## WRITTEN REQUEST
Find the word "this" in the records below. List each line containing it.

═══ THE DATA

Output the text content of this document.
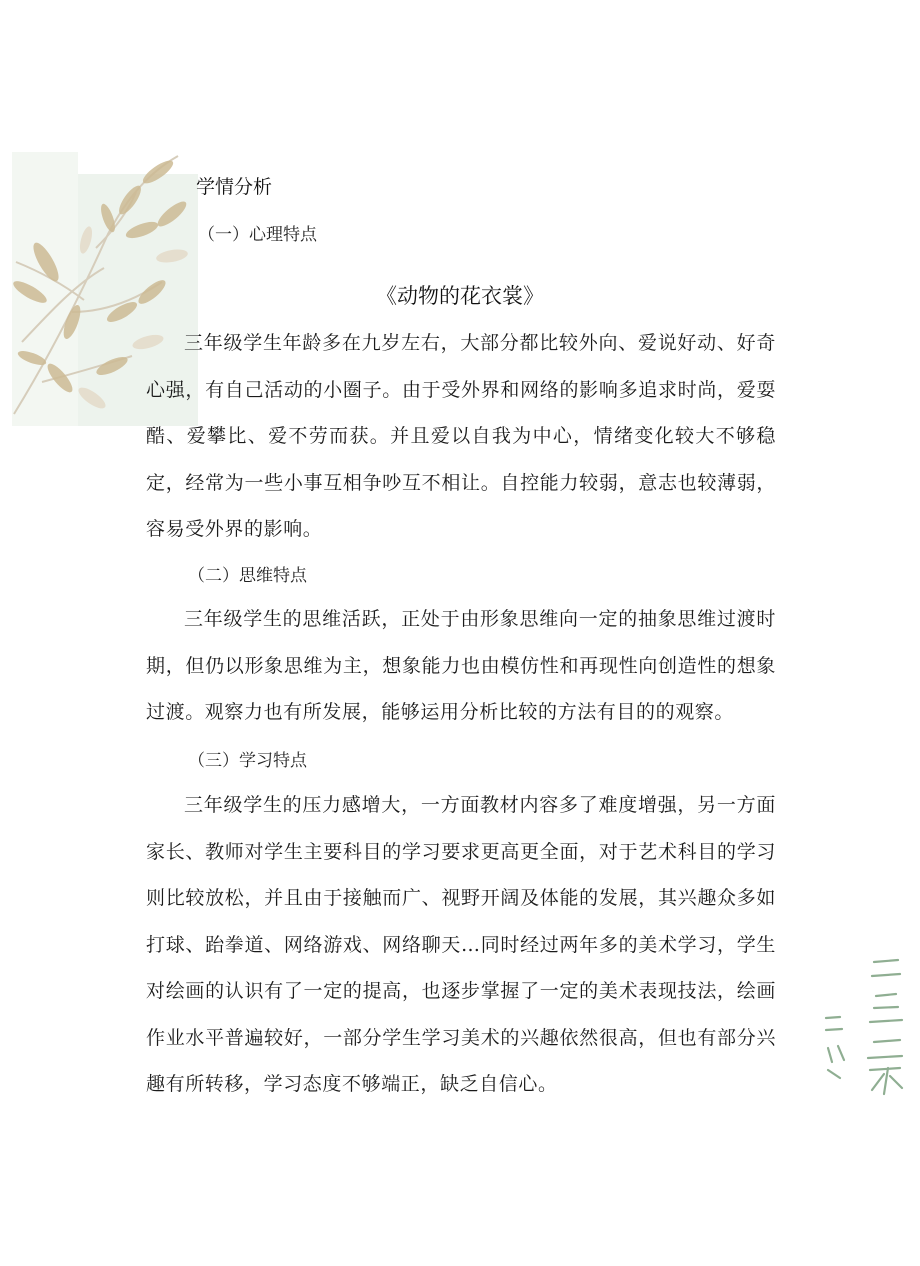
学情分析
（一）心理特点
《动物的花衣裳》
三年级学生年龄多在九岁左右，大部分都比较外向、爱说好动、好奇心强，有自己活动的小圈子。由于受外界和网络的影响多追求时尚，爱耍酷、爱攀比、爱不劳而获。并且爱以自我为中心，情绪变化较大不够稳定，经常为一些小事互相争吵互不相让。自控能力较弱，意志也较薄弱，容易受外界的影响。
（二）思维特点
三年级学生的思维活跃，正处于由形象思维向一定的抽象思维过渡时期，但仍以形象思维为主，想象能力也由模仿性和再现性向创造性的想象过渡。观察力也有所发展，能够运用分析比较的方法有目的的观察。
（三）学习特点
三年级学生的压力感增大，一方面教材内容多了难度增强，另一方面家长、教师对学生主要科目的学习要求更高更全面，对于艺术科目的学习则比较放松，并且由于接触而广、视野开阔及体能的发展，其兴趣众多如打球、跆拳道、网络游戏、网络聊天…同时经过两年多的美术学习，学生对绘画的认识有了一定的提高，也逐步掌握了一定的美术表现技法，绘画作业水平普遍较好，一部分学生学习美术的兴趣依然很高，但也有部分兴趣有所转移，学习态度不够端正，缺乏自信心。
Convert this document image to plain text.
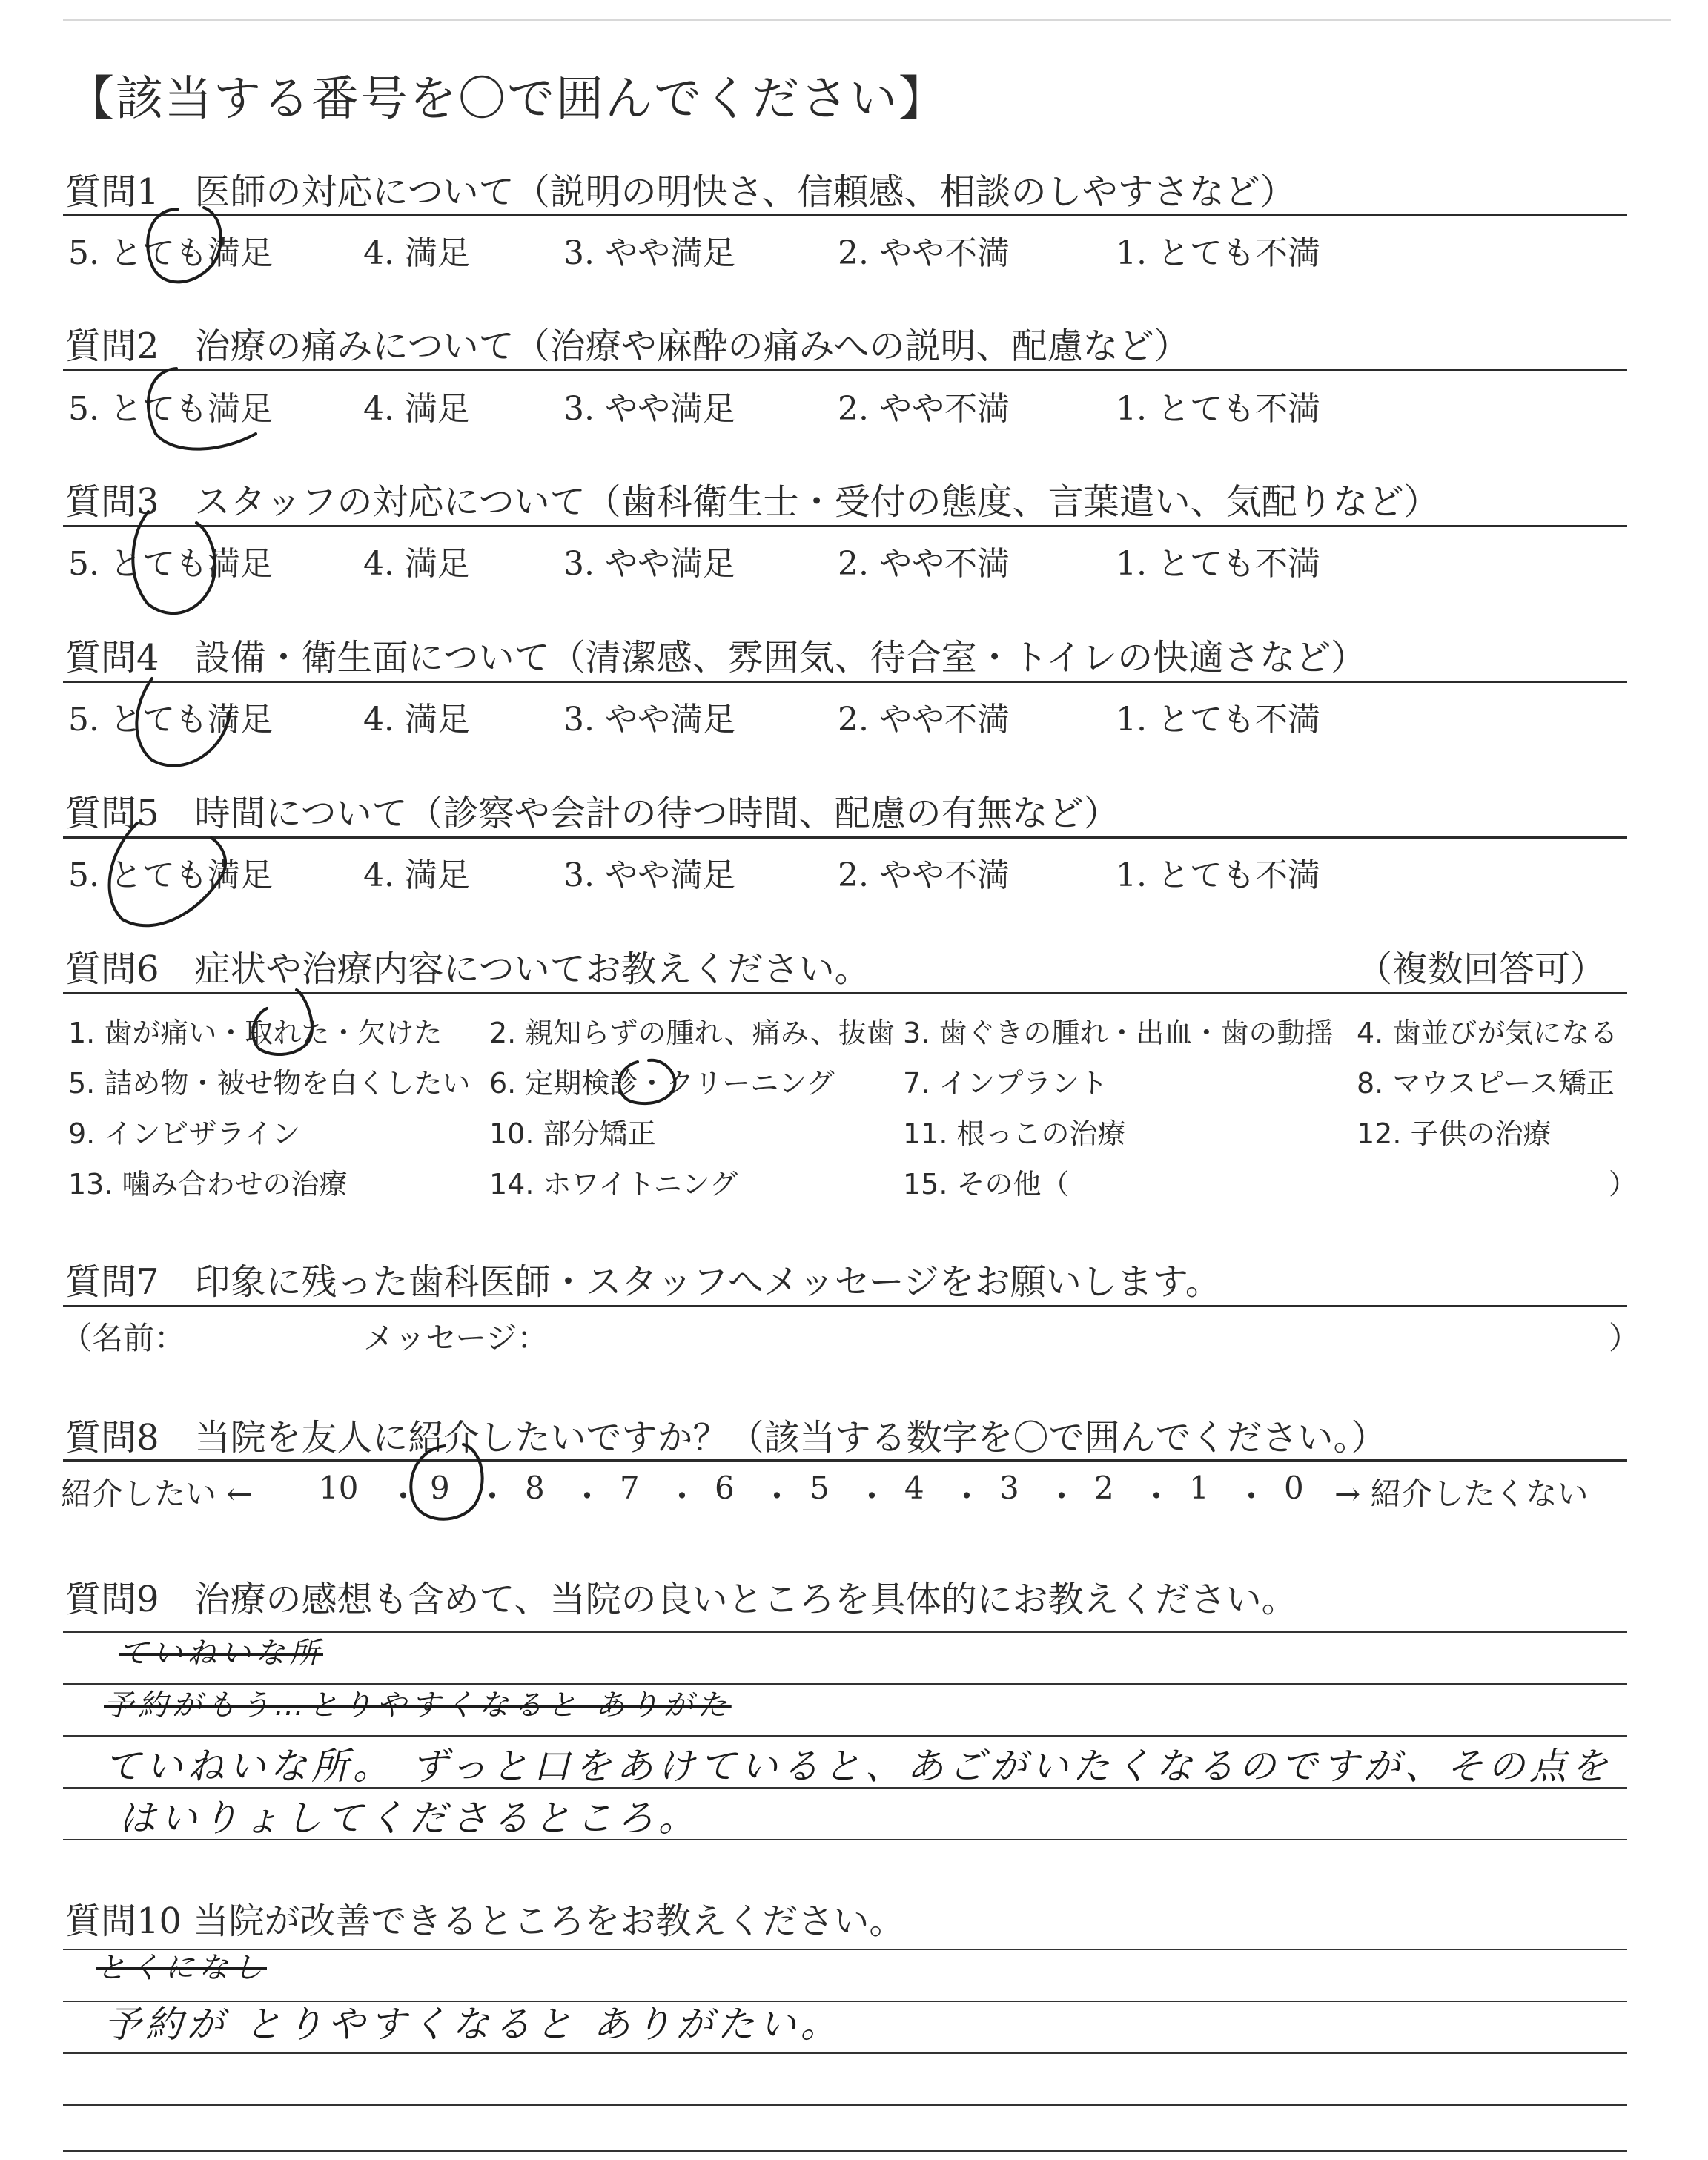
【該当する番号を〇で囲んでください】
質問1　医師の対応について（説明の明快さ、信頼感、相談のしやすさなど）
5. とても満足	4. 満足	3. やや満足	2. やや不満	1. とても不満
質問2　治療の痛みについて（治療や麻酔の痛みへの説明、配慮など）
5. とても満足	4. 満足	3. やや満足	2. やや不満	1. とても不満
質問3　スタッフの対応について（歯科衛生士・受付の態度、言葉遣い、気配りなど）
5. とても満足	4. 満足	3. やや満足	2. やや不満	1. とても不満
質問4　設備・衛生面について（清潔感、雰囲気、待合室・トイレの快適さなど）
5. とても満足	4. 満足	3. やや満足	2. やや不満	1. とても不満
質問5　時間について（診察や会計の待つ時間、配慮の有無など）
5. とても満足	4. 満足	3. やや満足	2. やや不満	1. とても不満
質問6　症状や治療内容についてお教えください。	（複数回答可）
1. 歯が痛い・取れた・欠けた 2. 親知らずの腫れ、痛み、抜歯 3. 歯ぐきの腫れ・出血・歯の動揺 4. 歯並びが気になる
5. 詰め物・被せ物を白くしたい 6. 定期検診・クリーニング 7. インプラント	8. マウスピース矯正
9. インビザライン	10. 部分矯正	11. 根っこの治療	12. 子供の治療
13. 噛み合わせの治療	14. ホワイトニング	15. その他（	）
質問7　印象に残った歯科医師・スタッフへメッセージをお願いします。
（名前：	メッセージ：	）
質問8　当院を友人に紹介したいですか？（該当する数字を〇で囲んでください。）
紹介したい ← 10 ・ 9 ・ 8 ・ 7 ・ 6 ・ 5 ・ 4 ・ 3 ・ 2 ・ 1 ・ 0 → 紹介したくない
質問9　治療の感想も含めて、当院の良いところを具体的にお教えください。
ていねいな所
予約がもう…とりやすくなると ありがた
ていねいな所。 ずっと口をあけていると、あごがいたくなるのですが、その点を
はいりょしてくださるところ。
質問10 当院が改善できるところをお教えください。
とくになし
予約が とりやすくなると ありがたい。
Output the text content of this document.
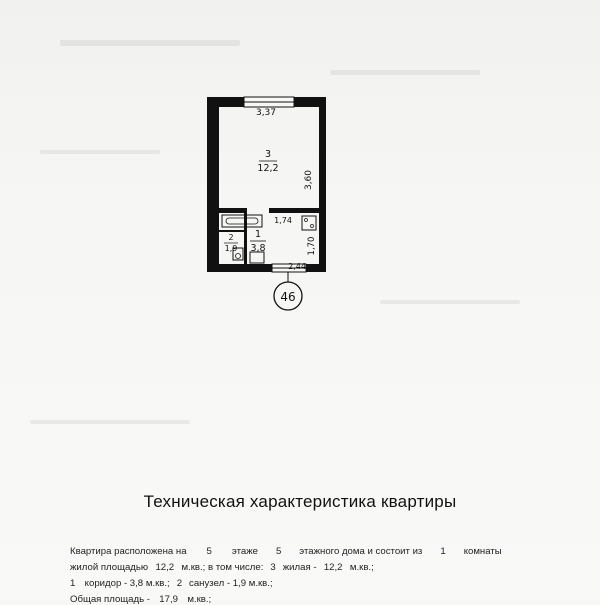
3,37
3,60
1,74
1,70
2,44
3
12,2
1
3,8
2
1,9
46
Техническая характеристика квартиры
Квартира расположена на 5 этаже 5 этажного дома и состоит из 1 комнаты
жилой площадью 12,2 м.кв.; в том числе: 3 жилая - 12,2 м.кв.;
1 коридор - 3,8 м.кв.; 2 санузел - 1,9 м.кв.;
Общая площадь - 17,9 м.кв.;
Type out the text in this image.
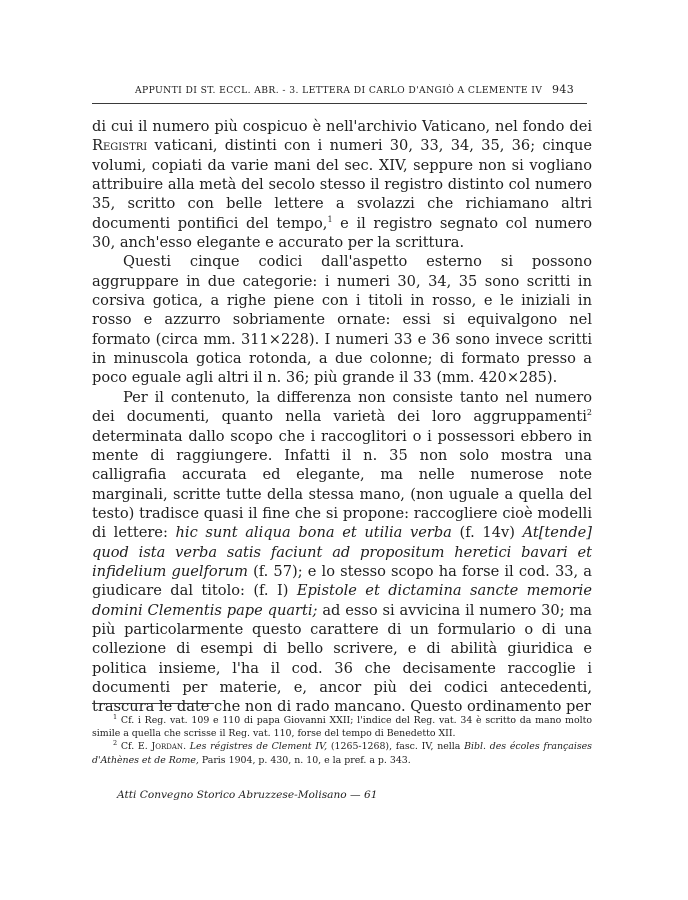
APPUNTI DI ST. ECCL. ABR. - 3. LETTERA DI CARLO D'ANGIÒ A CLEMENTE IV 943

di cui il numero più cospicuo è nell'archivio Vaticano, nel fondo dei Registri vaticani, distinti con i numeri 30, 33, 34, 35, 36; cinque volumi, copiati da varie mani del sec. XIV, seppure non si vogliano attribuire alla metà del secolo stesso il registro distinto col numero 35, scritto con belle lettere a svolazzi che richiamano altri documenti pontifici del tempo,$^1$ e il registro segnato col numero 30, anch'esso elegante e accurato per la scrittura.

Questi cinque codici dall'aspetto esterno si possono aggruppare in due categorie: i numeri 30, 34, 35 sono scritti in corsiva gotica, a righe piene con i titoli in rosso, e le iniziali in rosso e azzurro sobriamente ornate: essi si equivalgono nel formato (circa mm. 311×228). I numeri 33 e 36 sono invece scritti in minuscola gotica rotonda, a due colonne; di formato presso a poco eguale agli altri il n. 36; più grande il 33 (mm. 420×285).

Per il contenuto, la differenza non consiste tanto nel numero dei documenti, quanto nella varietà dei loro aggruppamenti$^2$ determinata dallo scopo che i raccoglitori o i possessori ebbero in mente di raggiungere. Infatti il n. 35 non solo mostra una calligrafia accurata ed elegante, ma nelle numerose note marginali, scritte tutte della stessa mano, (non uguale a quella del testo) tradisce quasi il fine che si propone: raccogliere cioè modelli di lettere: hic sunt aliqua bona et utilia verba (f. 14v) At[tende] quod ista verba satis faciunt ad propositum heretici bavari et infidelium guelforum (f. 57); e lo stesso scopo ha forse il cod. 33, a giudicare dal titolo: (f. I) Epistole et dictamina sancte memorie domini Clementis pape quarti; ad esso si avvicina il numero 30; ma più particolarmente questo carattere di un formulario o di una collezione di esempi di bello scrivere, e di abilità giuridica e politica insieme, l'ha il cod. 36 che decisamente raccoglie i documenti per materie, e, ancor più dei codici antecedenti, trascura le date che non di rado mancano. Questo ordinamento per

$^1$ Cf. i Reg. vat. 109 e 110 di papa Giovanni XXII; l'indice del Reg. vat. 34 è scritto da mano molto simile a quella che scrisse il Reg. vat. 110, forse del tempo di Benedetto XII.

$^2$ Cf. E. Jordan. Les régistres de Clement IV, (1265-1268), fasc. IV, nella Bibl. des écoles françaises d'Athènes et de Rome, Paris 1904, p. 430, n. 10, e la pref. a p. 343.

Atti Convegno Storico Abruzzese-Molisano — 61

══════

## RESULT OF THE TASK
Output the text content of this document.
Convert this document image to plain text.
Output the text content of this document.
Type out the text in this image.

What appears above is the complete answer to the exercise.